[EXERCISE DETAILS] Restate all of the data exactly.
+++ RECORDS FOR PROCESSING +++
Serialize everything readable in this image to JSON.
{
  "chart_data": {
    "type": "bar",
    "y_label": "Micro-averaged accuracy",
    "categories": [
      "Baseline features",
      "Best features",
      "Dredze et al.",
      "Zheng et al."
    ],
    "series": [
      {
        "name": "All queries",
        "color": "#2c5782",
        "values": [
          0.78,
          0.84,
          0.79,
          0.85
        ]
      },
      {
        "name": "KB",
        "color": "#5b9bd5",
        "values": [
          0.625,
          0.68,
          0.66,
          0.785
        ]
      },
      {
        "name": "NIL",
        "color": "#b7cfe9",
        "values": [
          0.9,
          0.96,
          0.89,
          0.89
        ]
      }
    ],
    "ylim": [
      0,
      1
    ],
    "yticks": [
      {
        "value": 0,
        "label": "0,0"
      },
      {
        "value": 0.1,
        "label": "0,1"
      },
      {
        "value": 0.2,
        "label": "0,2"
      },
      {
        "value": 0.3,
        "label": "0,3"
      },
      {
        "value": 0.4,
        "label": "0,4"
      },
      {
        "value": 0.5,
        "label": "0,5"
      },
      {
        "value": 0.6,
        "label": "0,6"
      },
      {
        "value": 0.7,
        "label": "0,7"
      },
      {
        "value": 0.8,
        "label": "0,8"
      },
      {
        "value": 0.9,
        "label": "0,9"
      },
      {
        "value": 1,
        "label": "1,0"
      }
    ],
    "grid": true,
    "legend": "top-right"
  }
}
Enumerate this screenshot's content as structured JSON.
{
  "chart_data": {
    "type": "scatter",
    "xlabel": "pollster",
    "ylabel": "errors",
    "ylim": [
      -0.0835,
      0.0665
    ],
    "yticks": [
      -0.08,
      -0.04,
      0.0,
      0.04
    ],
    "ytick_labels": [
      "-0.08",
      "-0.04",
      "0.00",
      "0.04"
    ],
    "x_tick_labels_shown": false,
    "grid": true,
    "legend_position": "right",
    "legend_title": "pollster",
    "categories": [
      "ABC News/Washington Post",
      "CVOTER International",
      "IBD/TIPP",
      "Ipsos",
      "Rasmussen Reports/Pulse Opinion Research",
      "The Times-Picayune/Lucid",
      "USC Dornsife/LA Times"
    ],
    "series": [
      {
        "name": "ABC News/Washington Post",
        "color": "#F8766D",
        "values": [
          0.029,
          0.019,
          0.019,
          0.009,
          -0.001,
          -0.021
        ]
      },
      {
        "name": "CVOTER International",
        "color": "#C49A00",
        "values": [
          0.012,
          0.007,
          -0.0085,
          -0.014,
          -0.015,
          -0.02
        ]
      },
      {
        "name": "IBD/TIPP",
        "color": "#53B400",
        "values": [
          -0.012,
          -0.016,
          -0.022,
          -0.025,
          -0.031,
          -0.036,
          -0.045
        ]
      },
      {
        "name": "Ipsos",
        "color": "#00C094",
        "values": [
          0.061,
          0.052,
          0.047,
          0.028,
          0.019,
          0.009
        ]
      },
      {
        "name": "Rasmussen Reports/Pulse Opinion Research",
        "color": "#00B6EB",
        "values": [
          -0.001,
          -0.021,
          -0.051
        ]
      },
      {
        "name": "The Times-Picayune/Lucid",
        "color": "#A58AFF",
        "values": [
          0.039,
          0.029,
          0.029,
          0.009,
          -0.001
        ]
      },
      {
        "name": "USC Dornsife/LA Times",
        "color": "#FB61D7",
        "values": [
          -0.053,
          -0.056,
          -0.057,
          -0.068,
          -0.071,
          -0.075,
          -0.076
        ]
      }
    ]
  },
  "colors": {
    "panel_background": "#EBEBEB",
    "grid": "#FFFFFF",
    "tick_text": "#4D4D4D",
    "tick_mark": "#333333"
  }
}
+++
[FULL RESPONSE]
Serialize everything readable in this image to JSON.
{
  "chart_data": {
    "type": "bar",
    "y_label": "Micro-averaged accuracy",
    "categories": [
      "Baseline features",
      "Best features",
      "Dredze et al.",
      "Zheng et al."
    ],
    "series": [
      {
        "name": "All queries",
        "color": "#2c5782",
        "values": [
          0.78,
          0.84,
          0.79,
          0.85
        ]
      },
      {
        "name": "KB",
        "color": "#5b9bd5",
        "values": [
          0.625,
          0.68,
          0.66,
          0.785
        ]
      },
      {
        "name": "NIL",
        "color": "#b7cfe9",
        "values": [
          0.9,
          0.96,
          0.89,
          0.89
        ]
      }
    ],
    "ylim": [
      0,
      1
    ],
    "yticks": [
      {
        "value": 0,
        "label": "0,0"
      },
      {
        "value": 0.1,
        "label": "0,1"
      },
      {
        "value": 0.2,
        "label": "0,2"
      },
      {
        "value": 0.3,
        "label": "0,3"
      },
      {
        "value": 0.4,
        "label": "0,4"
      },
      {
        "value": 0.5,
        "label": "0,5"
      },
      {
        "value": 0.6,
        "label": "0,6"
      },
      {
        "value": 0.7,
        "label": "0,7"
      },
      {
        "value": 0.8,
        "label": "0,8"
      },
      {
        "value": 0.9,
        "label": "0,9"
      },
      {
        "value": 1,
        "label": "1,0"
      }
    ],
    "grid": true,
    "legend": "top-right"
  }
}
Enumerate this screenshot's content as structured JSON.
{
  "chart_data": {
    "type": "scatter",
    "xlabel": "pollster",
    "ylabel": "errors",
    "ylim": [
      -0.0835,
      0.0665
    ],
    "yticks": [
      -0.08,
      -0.04,
      0.0,
      0.04
    ],
    "ytick_labels": [
      "-0.08",
      "-0.04",
      "0.00",
      "0.04"
    ],
    "x_tick_labels_shown": false,
    "grid": true,
    "legend_position": "right",
    "legend_title": "pollster",
    "categories": [
      "ABC News/Washington Post",
      "CVOTER International",
      "IBD/TIPP",
      "Ipsos",
      "Rasmussen Reports/Pulse Opinion Research",
      "The Times-Picayune/Lucid",
      "USC Dornsife/LA Times"
    ],
    "series": [
      {
        "name": "ABC News/Washington Post",
        "color": "#F8766D",
        "values": [
          0.029,
          0.019,
          0.019,
          0.009,
          -0.001,
          -0.021
        ]
      },
      {
        "name": "CVOTER International",
        "color": "#C49A00",
        "values": [
          0.012,
          0.007,
          -0.0085,
          -0.014,
          -0.015,
          -0.02
        ]
      },
      {
        "name": "IBD/TIPP",
        "color": "#53B400",
        "values": [
          -0.012,
          -0.016,
          -0.022,
          -0.025,
          -0.031,
          -0.036,
          -0.045
        ]
      },
      {
        "name": "Ipsos",
        "color": "#00C094",
        "values": [
          0.061,
          0.052,
          0.047,
          0.028,
          0.019,
          0.009
        ]
      },
      {
        "name": "Rasmussen Reports/Pulse Opinion Research",
        "color": "#00B6EB",
        "values": [
          -0.001,
          -0.021,
          -0.051
        ]
      },
      {
        "name": "The Times-Picayune/Lucid",
        "color": "#A58AFF",
        "values": [
          0.039,
          0.029,
          0.029,
          0.009,
          -0.001
        ]
      },
      {
        "name": "USC Dornsife/LA Times",
        "color": "#FB61D7",
        "values": [
          -0.053,
          -0.056,
          -0.057,
          -0.068,
          -0.071,
          -0.075,
          -0.076
        ]
      }
    ]
  },
  "colors": {
    "panel_background": "#EBEBEB",
    "grid": "#FFFFFF",
    "tick_text": "#4D4D4D",
    "tick_mark": "#333333"
  }
}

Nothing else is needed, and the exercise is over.